• **Exercise prompt**: Once the pictures have been excluded, set down each remaining entry word for word.

• **Data for this exercise**:

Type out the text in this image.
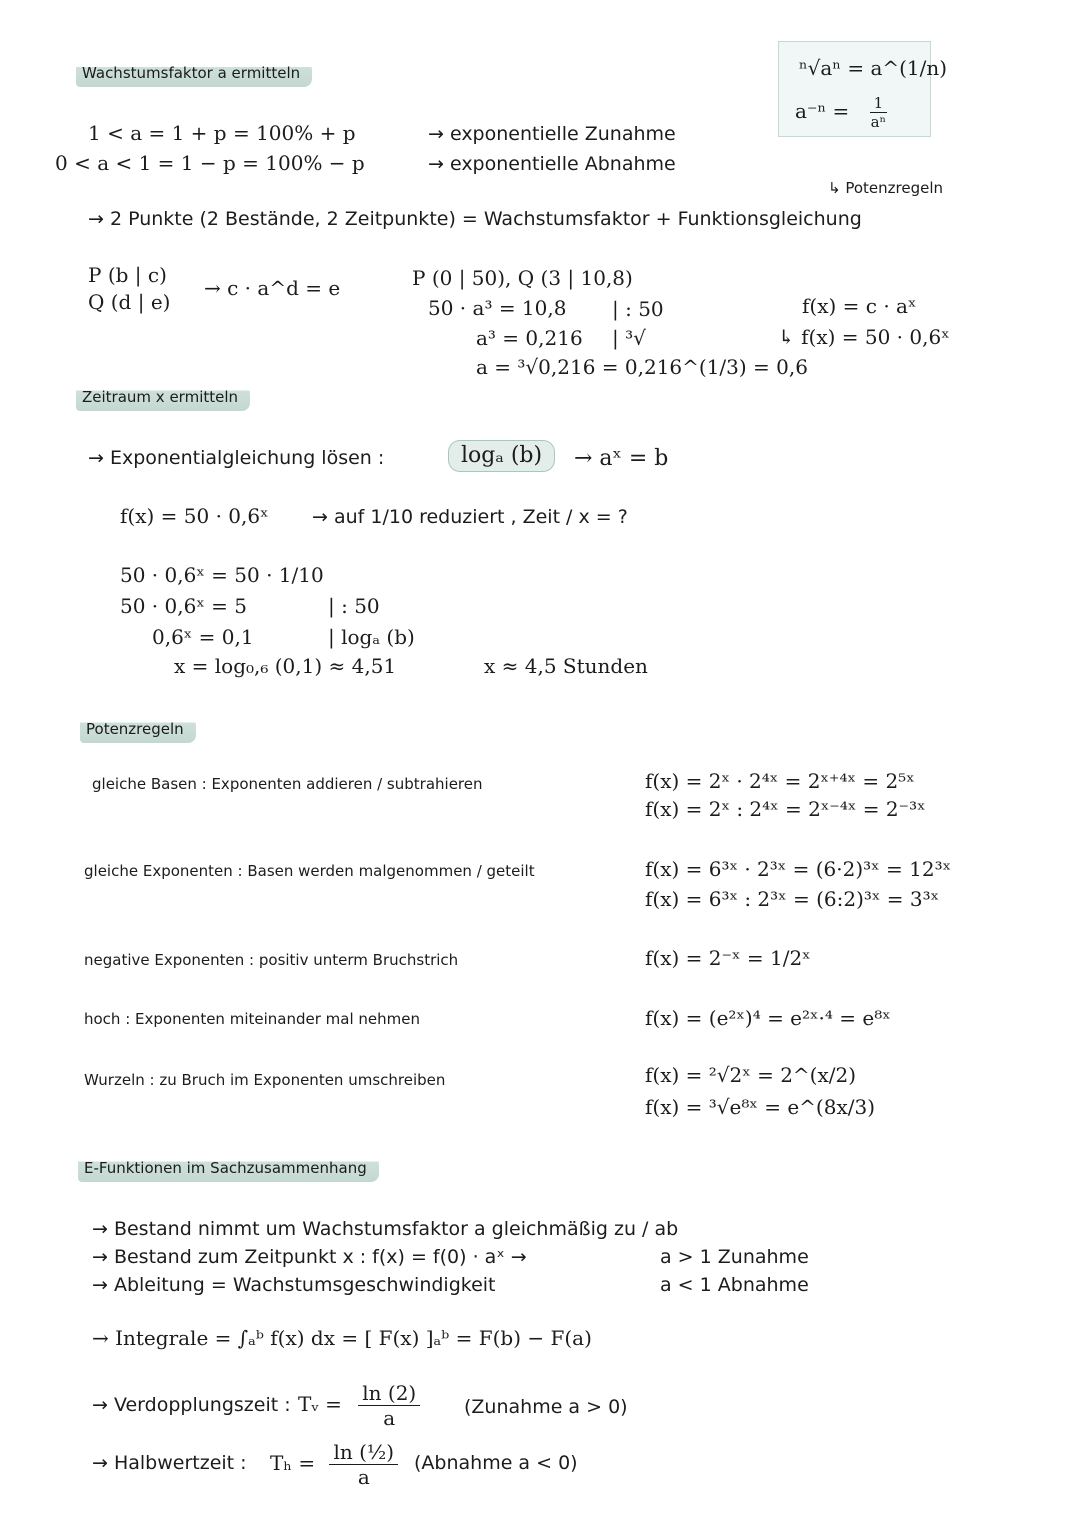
ⁿ√aⁿ = a^(1/n)
$a^{-n} = \frac{1}{\text{aⁿ}}$
↳ Potenzregeln
Wachstumsfaktor a ermitteln
1 < a = 1 + p = 100% + p	→ exponentielle Zunahme
0 < a < 1 = 1 − p = 100% − p	→ exponentielle Abnahme
→ 2 Punkte (2 Bestände, 2 Zeitpunkte) = Wachstumsfaktor + Funktionsgleichung
P (b | c)
Q (d | e)
→ c · a^d = e	P (0 | 50), Q (3 | 10,8)
50 · a³ = 10,8 | : 50
a³ = 0,216 | ³√
a = ³√0,216 = 0,216^(1/3) = 0,6
f(x) = c · aˣ
↳ f(x) = 50 · 0,6ˣ
Zeitraum x ermitteln
→ Exponentialgleichung lösen :	logₐ (b)	→ aˣ = b
f(x) = 50 · 0,6ˣ → auf 1/10 reduziert , Zeit / x = ?
50 · 0,6ˣ = 50 · 1/10
50 · 0,6ˣ = 5	| : 50
0,6ˣ = 0,1	| logₐ (b)
x = log₀,₆ (0,1) ≈ 4,51	x ≈ 4,5 Stunden
Potenzregeln
gleiche Basen : Exponenten addieren / subtrahieren	f(x) = 2ˣ · 2⁴ˣ = 2ˣ⁺⁴ˣ = 2⁵ˣ
f(x) = 2ˣ : 2⁴ˣ = 2ˣ⁻⁴ˣ = 2⁻³ˣ
gleiche Exponenten : Basen werden malgenommen / geteilt	f(x) = 6³ˣ · 2³ˣ = (6·2)³ˣ = 12³ˣ
f(x) = 6³ˣ : 2³ˣ = (6:2)³ˣ = 3³ˣ
negative Exponenten : positiv unterm Bruchstrich	f(x) = 2⁻ˣ = 1/2ˣ
hoch : Exponenten miteinander mal nehmen	f(x) = (e²ˣ)⁴ = e²ˣ·⁴ = e⁸ˣ
Wurzeln : zu Bruch im Exponenten umschreiben	f(x) = ²√2ˣ = 2^(x/2)
f(x) = ³√e⁸ˣ = e^(8x/3)
E-Funktionen im Sachzusammenhang
→ Bestand nimmt um Wachstumsfaktor a gleichmäßig zu / ab
→ Bestand zum Zeitpunkt x : f(x) = f(0) · aˣ →	a > 1 Zunahme
→ Ableitung = Wachstumsgeschwindigkeit	a < 1 Abnahme
→ Integrale = ∫ₐᵇ f(x) dx = [ F(x) ]ₐᵇ = F(b) − F(a)
→ Verdopplungszeit : Tᵥ = $\frac{\ln (2)}{a}$ (Zunahme a > 0)
→ Halbwertzeit : $T_h = \frac{\text{ln (½)}}{a}$ (Abnahme a < 0)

• **Task answer**:
Type out the text in this image.
ⁿ√aⁿ = a^(1/n)
$a^{-n} = \frac{1}{\text{aⁿ}}$
↳ Potenzregeln
Wachstumsfaktor a ermitteln
1 < a = 1 + p = 100% + p	→ exponentielle Zunahme
0 < a < 1 = 1 − p = 100% − p	→ exponentielle Abnahme
→ 2 Punkte (2 Bestände, 2 Zeitpunkte) = Wachstumsfaktor + Funktionsgleichung
P (b | c)
Q (d | e)
→ c · a^d = e	P (0 | 50), Q (3 | 10,8)
50 · a³ = 10,8 | : 50
a³ = 0,216 | ³√
a = ³√0,216 = 0,216^(1/3) = 0,6
f(x) = c · aˣ
↳ f(x) = 50 · 0,6ˣ
Zeitraum x ermitteln
→ Exponentialgleichung lösen :	logₐ (b)	→ aˣ = b
f(x) = 50 · 0,6ˣ → auf 1/10 reduziert , Zeit / x = ?
50 · 0,6ˣ = 50 · 1/10
50 · 0,6ˣ = 5	| : 50
0,6ˣ = 0,1	| logₐ (b)
x = log₀,₆ (0,1) ≈ 4,51	x ≈ 4,5 Stunden
Potenzregeln
gleiche Basen : Exponenten addieren / subtrahieren	f(x) = 2ˣ · 2⁴ˣ = 2ˣ⁺⁴ˣ = 2⁵ˣ
f(x) = 2ˣ : 2⁴ˣ = 2ˣ⁻⁴ˣ = 2⁻³ˣ
gleiche Exponenten : Basen werden malgenommen / geteilt	f(x) = 6³ˣ · 2³ˣ = (6·2)³ˣ = 12³ˣ
f(x) = 6³ˣ : 2³ˣ = (6:2)³ˣ = 3³ˣ
negative Exponenten : positiv unterm Bruchstrich	f(x) = 2⁻ˣ = 1/2ˣ
hoch : Exponenten miteinander mal nehmen	f(x) = (e²ˣ)⁴ = e²ˣ·⁴ = e⁸ˣ
Wurzeln : zu Bruch im Exponenten umschreiben	f(x) = ²√2ˣ = 2^(x/2)
f(x) = ³√e⁸ˣ = e^(8x/3)
E-Funktionen im Sachzusammenhang
→ Bestand nimmt um Wachstumsfaktor a gleichmäßig zu / ab
→ Bestand zum Zeitpunkt x : f(x) = f(0) · aˣ →	a > 1 Zunahme
→ Ableitung = Wachstumsgeschwindigkeit	a < 1 Abnahme
→ Integrale = ∫ₐᵇ f(x) dx = [ F(x) ]ₐᵇ = F(b) − F(a)
→ Verdopplungszeit : Tᵥ = $\frac{\ln (2)}{a}$ (Zunahme a > 0)
→ Halbwertzeit : $T_h = \frac{\text{ln (½)}}{a}$ (Abnahme a < 0)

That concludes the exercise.